→ **Prompt**: Please output the entries below from the line that contains "Extract all readable text from this page." through the final line, reproduced exactly and alone.
== Exercise inputs
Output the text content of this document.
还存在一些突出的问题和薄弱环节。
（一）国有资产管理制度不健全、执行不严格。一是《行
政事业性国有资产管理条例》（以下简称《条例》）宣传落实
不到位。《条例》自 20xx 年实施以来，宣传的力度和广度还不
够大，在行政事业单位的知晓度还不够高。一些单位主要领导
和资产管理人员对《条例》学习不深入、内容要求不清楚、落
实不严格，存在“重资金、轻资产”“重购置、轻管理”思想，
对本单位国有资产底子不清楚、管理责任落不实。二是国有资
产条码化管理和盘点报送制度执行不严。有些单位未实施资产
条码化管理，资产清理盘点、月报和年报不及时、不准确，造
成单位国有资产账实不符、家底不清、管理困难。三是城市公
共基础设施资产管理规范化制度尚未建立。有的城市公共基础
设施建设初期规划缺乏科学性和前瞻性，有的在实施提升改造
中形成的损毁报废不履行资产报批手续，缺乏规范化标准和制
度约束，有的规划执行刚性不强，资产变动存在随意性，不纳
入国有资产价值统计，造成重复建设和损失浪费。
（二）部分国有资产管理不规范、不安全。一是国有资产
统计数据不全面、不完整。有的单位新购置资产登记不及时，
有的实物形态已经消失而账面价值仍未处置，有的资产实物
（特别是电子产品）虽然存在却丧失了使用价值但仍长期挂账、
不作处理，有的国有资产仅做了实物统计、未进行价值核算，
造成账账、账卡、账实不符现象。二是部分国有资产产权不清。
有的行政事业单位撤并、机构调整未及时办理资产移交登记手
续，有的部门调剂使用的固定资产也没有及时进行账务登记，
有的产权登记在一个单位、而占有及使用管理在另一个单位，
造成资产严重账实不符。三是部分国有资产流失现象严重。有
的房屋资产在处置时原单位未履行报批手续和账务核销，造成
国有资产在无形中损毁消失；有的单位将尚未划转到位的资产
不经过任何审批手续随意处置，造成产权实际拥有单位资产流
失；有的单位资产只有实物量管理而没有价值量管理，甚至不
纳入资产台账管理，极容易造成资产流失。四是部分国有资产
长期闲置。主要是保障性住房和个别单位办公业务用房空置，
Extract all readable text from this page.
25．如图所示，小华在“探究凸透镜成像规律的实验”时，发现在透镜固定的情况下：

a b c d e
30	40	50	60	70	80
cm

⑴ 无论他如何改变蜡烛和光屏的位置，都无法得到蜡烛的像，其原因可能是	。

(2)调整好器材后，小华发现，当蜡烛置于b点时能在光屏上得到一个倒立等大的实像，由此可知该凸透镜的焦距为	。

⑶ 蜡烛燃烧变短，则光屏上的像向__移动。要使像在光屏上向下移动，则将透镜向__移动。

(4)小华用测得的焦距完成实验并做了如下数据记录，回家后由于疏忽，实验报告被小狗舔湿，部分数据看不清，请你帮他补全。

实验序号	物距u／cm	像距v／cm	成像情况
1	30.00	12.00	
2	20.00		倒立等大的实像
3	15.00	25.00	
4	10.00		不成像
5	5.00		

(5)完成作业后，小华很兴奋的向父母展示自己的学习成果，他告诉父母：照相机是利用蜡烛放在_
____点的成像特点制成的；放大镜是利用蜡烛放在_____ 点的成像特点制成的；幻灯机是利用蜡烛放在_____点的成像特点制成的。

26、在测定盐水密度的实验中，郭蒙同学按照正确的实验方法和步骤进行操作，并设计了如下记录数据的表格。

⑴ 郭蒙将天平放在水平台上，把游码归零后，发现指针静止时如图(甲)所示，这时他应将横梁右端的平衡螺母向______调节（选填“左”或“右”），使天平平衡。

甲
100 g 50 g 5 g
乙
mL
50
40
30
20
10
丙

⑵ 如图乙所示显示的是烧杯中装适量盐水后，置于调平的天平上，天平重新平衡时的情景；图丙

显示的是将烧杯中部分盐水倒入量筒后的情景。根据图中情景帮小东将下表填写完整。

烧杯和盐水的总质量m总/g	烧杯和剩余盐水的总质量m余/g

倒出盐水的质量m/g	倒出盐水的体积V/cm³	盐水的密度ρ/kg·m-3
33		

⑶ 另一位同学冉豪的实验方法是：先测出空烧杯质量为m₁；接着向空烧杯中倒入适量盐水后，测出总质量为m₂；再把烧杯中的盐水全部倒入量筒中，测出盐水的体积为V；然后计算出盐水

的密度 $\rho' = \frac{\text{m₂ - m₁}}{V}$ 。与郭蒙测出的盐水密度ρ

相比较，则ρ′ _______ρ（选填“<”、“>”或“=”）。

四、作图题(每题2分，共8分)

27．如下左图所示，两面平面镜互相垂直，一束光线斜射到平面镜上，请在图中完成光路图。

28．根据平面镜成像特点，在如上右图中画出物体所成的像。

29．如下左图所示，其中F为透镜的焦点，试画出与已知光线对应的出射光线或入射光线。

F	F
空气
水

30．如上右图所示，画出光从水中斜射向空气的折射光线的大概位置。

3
====
→ **Output of the task**:
Extract all readable text from this page.
25．如图所示，小华在“探究凸透镜成像规律的实验”时，发现在透镜固定的情况下：

a b c d e
30	40	50	60	70	80
cm

⑴ 无论他如何改变蜡烛和光屏的位置，都无法得到蜡烛的像，其原因可能是	。

(2)调整好器材后，小华发现，当蜡烛置于b点时能在光屏上得到一个倒立等大的实像，由此可知该凸透镜的焦距为	。

⑶ 蜡烛燃烧变短，则光屏上的像向__移动。要使像在光屏上向下移动，则将透镜向__移动。

(4)小华用测得的焦距完成实验并做了如下数据记录，回家后由于疏忽，实验报告被小狗舔湿，部分数据看不清，请你帮他补全。

实验序号	物距u／cm	像距v／cm	成像情况
1	30.00	12.00	
2	20.00		倒立等大的实像
3	15.00	25.00	
4	10.00		不成像
5	5.00		

(5)完成作业后，小华很兴奋的向父母展示自己的学习成果，他告诉父母：照相机是利用蜡烛放在_
____点的成像特点制成的；放大镜是利用蜡烛放在_____ 点的成像特点制成的；幻灯机是利用蜡烛放在_____点的成像特点制成的。

26、在测定盐水密度的实验中，郭蒙同学按照正确的实验方法和步骤进行操作，并设计了如下记录数据的表格。

⑴ 郭蒙将天平放在水平台上，把游码归零后，发现指针静止时如图(甲)所示，这时他应将横梁右端的平衡螺母向______调节（选填“左”或“右”），使天平平衡。

甲
100 g 50 g 5 g
乙
mL
50
40
30
20
10
丙

⑵ 如图乙所示显示的是烧杯中装适量盐水后，置于调平的天平上，天平重新平衡时的情景；图丙

显示的是将烧杯中部分盐水倒入量筒后的情景。根据图中情景帮小东将下表填写完整。

烧杯和盐水的总质量m总/g	烧杯和剩余盐水的总质量m余/g

倒出盐水的质量m/g	倒出盐水的体积V/cm³	盐水的密度ρ/kg·m-3
33		

⑶ 另一位同学冉豪的实验方法是：先测出空烧杯质量为m₁；接着向空烧杯中倒入适量盐水后，测出总质量为m₂；再把烧杯中的盐水全部倒入量筒中，测出盐水的体积为V；然后计算出盐水

的密度 $\rho' = \frac{\text{m₂ - m₁}}{V}$ 。与郭蒙测出的盐水密度ρ

相比较，则ρ′ _______ρ（选填“<”、“>”或“=”）。

四、作图题(每题2分，共8分)

27．如下左图所示，两面平面镜互相垂直，一束光线斜射到平面镜上，请在图中完成光路图。

28．根据平面镜成像特点，在如上右图中画出物体所成的像。

29．如下左图所示，其中F为透镜的焦点，试画出与已知光线对应的出射光线或入射光线。

F	F
空气
水

30．如上右图所示，画出光从水中斜射向空气的折射光线的大概位置。

3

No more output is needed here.